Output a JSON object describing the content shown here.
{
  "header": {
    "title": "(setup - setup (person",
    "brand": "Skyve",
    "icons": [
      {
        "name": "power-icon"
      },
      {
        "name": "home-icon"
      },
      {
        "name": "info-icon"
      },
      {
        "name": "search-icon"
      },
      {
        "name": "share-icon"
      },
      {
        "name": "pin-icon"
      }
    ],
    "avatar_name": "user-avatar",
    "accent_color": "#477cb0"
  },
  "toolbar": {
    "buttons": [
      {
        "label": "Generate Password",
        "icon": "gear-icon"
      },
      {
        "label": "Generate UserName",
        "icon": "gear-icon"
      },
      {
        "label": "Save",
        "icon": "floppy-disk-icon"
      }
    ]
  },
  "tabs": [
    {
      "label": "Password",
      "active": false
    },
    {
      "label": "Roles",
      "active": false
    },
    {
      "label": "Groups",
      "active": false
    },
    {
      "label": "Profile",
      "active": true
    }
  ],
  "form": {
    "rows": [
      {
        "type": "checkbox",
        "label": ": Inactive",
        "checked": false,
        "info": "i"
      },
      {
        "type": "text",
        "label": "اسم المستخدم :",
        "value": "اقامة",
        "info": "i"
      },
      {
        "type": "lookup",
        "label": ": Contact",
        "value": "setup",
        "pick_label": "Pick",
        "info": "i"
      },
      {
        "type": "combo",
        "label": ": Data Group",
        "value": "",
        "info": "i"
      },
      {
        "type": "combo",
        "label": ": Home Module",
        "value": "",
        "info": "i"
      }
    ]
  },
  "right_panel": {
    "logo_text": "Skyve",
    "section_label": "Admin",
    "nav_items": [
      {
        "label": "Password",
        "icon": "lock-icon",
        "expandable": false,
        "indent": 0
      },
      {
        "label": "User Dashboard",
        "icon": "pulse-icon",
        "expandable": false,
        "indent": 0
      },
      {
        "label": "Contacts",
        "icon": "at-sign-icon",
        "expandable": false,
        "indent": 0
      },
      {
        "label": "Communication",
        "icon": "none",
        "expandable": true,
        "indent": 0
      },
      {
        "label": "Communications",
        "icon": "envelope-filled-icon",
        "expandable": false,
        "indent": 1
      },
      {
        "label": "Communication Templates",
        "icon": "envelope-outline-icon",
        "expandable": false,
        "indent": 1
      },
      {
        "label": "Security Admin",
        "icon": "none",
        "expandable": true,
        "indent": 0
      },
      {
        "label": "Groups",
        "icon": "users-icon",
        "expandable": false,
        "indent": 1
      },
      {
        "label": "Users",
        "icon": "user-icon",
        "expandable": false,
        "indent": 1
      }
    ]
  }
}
◆ ◆ ◆ ◆ ◆ ◆ ◆
- Directions for this task:
Return every line in the listing that contains the word "Admin".

- Expected answer:
    "section_label": "Admin",
        "label": "Security Admin",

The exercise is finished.